● Your objective: Quote the full listing word for word.

— start Entries supplied —

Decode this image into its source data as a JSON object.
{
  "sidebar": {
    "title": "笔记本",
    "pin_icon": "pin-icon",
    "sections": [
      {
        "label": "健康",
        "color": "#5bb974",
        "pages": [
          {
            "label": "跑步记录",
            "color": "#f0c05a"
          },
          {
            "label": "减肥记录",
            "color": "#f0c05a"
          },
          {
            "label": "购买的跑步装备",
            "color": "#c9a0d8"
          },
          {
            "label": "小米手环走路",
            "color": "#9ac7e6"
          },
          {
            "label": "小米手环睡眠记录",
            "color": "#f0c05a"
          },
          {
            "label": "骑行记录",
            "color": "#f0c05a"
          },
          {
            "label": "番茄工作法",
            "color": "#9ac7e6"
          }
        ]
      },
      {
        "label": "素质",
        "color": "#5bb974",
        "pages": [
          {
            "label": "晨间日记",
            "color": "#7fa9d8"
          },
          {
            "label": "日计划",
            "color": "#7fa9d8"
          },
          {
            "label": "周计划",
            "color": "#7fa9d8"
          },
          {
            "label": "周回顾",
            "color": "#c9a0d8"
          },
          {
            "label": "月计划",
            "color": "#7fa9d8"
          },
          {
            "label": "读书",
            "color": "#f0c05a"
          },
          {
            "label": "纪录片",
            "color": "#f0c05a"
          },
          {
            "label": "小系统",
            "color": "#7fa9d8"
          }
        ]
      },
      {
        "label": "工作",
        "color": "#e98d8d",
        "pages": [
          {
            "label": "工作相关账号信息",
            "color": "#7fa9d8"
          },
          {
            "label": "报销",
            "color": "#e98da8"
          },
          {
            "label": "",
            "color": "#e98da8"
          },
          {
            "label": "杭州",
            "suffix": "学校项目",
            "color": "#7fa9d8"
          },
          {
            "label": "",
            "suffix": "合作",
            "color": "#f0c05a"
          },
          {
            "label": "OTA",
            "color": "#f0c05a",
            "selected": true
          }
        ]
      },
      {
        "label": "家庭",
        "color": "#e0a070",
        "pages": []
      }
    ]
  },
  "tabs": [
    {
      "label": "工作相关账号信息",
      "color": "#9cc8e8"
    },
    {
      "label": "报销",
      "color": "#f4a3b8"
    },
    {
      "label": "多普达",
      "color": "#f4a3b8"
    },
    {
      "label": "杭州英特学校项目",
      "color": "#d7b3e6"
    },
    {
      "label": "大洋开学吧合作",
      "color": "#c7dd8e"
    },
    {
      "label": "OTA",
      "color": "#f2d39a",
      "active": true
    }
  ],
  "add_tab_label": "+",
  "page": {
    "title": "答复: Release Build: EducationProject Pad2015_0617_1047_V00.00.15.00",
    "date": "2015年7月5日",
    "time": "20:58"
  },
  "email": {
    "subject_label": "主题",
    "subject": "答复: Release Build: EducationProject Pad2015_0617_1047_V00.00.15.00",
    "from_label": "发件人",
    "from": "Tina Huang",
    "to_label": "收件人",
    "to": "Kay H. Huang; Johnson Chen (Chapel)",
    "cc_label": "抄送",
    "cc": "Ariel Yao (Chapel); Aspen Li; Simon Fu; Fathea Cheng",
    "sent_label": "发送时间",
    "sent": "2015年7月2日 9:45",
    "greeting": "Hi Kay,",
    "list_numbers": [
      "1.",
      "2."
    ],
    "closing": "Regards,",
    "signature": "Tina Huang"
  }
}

— end Entries supplied —

● Solved exercise:
Decode this image into its source data as a JSON object.
{
  "sidebar": {
    "title": "笔记本",
    "pin_icon": "pin-icon",
    "sections": [
      {
        "label": "健康",
        "color": "#5bb974",
        "pages": [
          {
            "label": "跑步记录",
            "color": "#f0c05a"
          },
          {
            "label": "减肥记录",
            "color": "#f0c05a"
          },
          {
            "label": "购买的跑步装备",
            "color": "#c9a0d8"
          },
          {
            "label": "小米手环走路",
            "color": "#9ac7e6"
          },
          {
            "label": "小米手环睡眠记录",
            "color": "#f0c05a"
          },
          {
            "label": "骑行记录",
            "color": "#f0c05a"
          },
          {
            "label": "番茄工作法",
            "color": "#9ac7e6"
          }
        ]
      },
      {
        "label": "素质",
        "color": "#5bb974",
        "pages": [
          {
            "label": "晨间日记",
            "color": "#7fa9d8"
          },
          {
            "label": "日计划",
            "color": "#7fa9d8"
          },
          {
            "label": "周计划",
            "color": "#7fa9d8"
          },
          {
            "label": "周回顾",
            "color": "#c9a0d8"
          },
          {
            "label": "月计划",
            "color": "#7fa9d8"
          },
          {
            "label": "读书",
            "color": "#f0c05a"
          },
          {
            "label": "纪录片",
            "color": "#f0c05a"
          },
          {
            "label": "小系统",
            "color": "#7fa9d8"
          }
        ]
      },
      {
        "label": "工作",
        "color": "#e98d8d",
        "pages": [
          {
            "label": "工作相关账号信息",
            "color": "#7fa9d8"
          },
          {
            "label": "报销",
            "color": "#e98da8"
          },
          {
            "label": "",
            "color": "#e98da8"
          },
          {
            "label": "杭州",
            "suffix": "学校项目",
            "color": "#7fa9d8"
          },
          {
            "label": "",
            "suffix": "合作",
            "color": "#f0c05a"
          },
          {
            "label": "OTA",
            "color": "#f0c05a",
            "selected": true
          }
        ]
      },
      {
        "label": "家庭",
        "color": "#e0a070",
        "pages": []
      }
    ]
  },
  "tabs": [
    {
      "label": "工作相关账号信息",
      "color": "#9cc8e8"
    },
    {
      "label": "报销",
      "color": "#f4a3b8"
    },
    {
      "label": "多普达",
      "color": "#f4a3b8"
    },
    {
      "label": "杭州英特学校项目",
      "color": "#d7b3e6"
    },
    {
      "label": "大洋开学吧合作",
      "color": "#c7dd8e"
    },
    {
      "label": "OTA",
      "color": "#f2d39a",
      "active": true
    }
  ],
  "add_tab_label": "+",
  "page": {
    "title": "答复: Release Build: EducationProject Pad2015_0617_1047_V00.00.15.00",
    "date": "2015年7月5日",
    "time": "20:58"
  },
  "email": {
    "subject_label": "主题",
    "subject": "答复: Release Build: EducationProject Pad2015_0617_1047_V00.00.15.00",
    "from_label": "发件人",
    "from": "Tina Huang",
    "to_label": "收件人",
    "to": "Kay H. Huang; Johnson Chen (Chapel)",
    "cc_label": "抄送",
    "cc": "Ariel Yao (Chapel); Aspen Li; Simon Fu; Fathea Cheng",
    "sent_label": "发送时间",
    "sent": "2015年7月2日 9:45",
    "greeting": "Hi Kay,",
    "list_numbers": [
      "1.",
      "2."
    ],
    "closing": "Regards,",
    "signature": "Tina Huang"
  }
}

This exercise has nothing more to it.